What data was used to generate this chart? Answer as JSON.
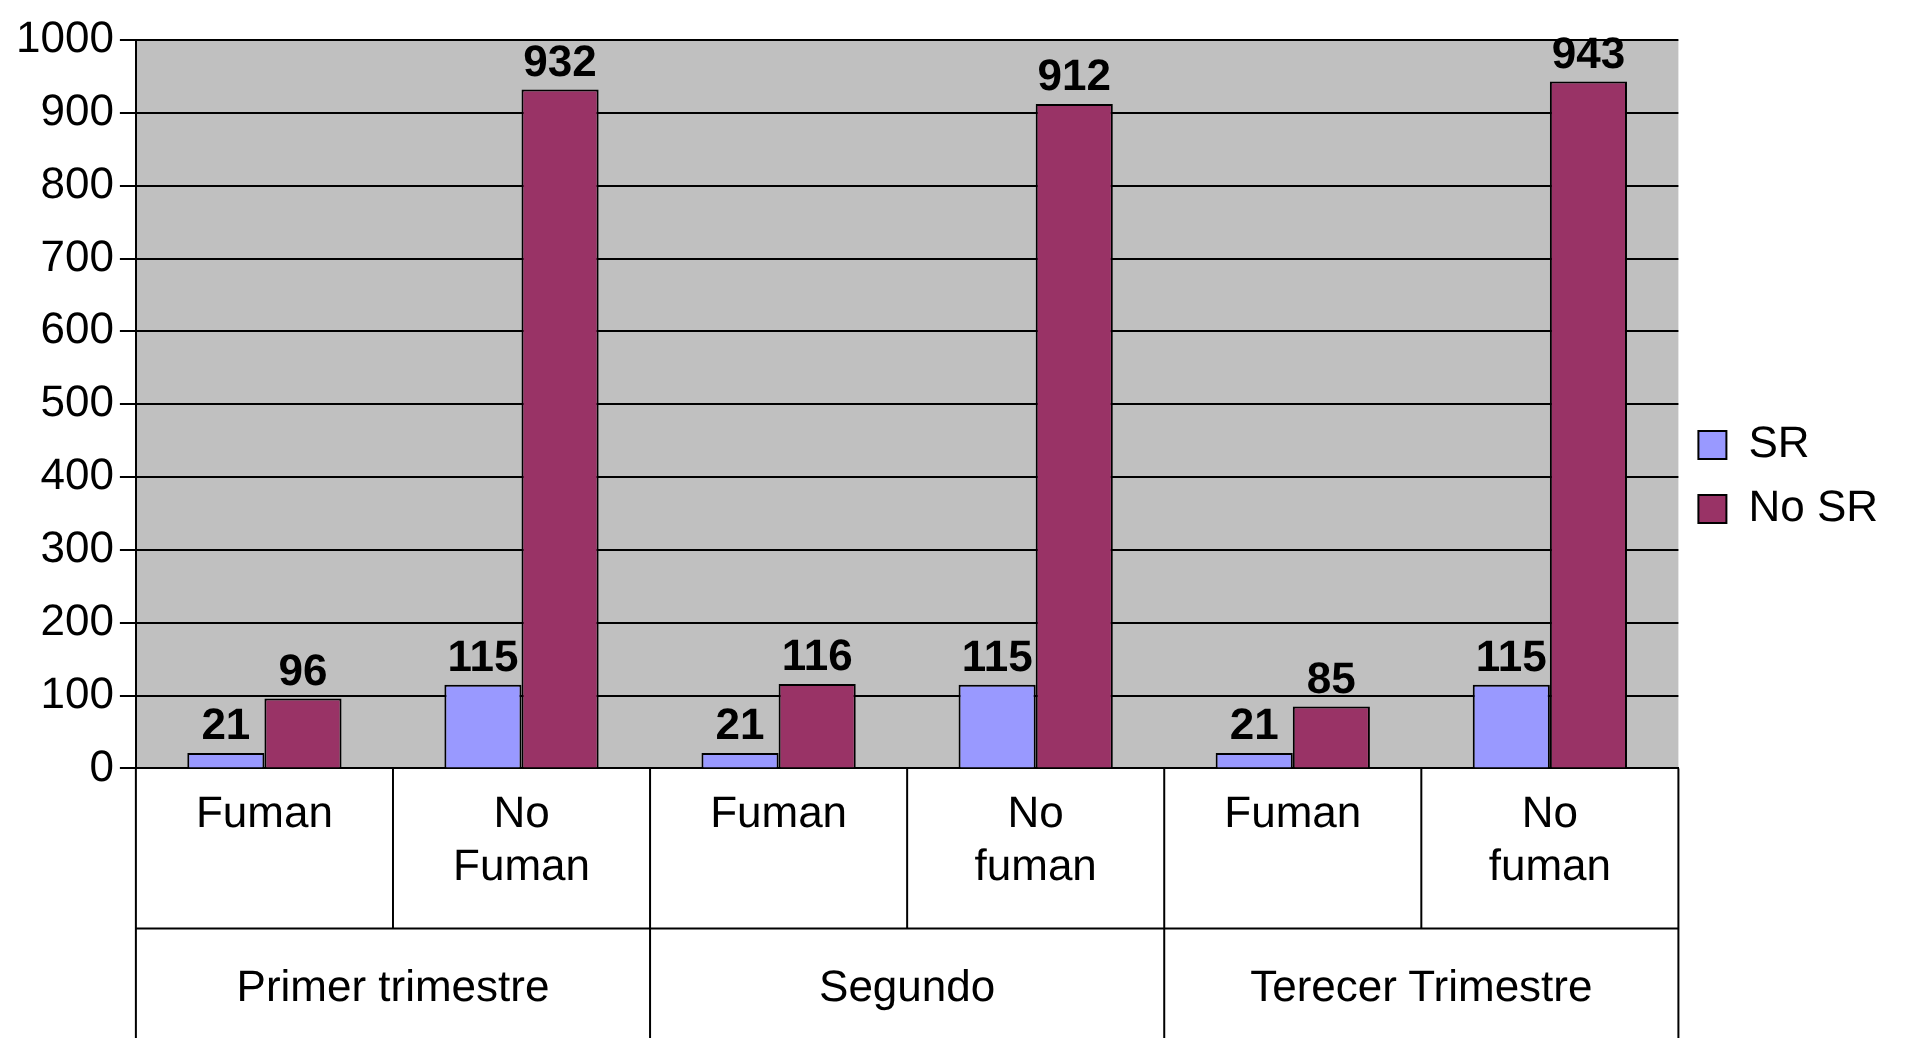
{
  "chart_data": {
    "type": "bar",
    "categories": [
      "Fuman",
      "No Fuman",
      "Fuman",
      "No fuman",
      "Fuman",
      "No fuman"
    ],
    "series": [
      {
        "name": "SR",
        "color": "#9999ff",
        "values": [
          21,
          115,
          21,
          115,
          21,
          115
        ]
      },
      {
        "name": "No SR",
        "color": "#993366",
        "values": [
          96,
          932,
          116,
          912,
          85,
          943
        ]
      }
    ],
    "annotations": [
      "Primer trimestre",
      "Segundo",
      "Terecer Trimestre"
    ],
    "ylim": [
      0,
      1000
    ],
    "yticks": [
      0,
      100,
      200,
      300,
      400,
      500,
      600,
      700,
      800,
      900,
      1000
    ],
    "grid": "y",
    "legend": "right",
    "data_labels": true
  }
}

────

Return every line of the records exactly as given, pictures excluded.

Task response |
What data was used to generate this chart? Answer as JSON.
{
  "chart_data": {
    "type": "bar",
    "categories": [
      "Fuman",
      "No Fuman",
      "Fuman",
      "No fuman",
      "Fuman",
      "No fuman"
    ],
    "series": [
      {
        "name": "SR",
        "color": "#9999ff",
        "values": [
          21,
          115,
          21,
          115,
          21,
          115
        ]
      },
      {
        "name": "No SR",
        "color": "#993366",
        "values": [
          96,
          932,
          116,
          912,
          85,
          943
        ]
      }
    ],
    "annotations": [
      "Primer trimestre",
      "Segundo",
      "Terecer Trimestre"
    ],
    "ylim": [
      0,
      1000
    ],
    "yticks": [
      0,
      100,
      200,
      300,
      400,
      500,
      600,
      700,
      800,
      900,
      1000
    ],
    "grid": "y",
    "legend": "right",
    "data_labels": true
  }
}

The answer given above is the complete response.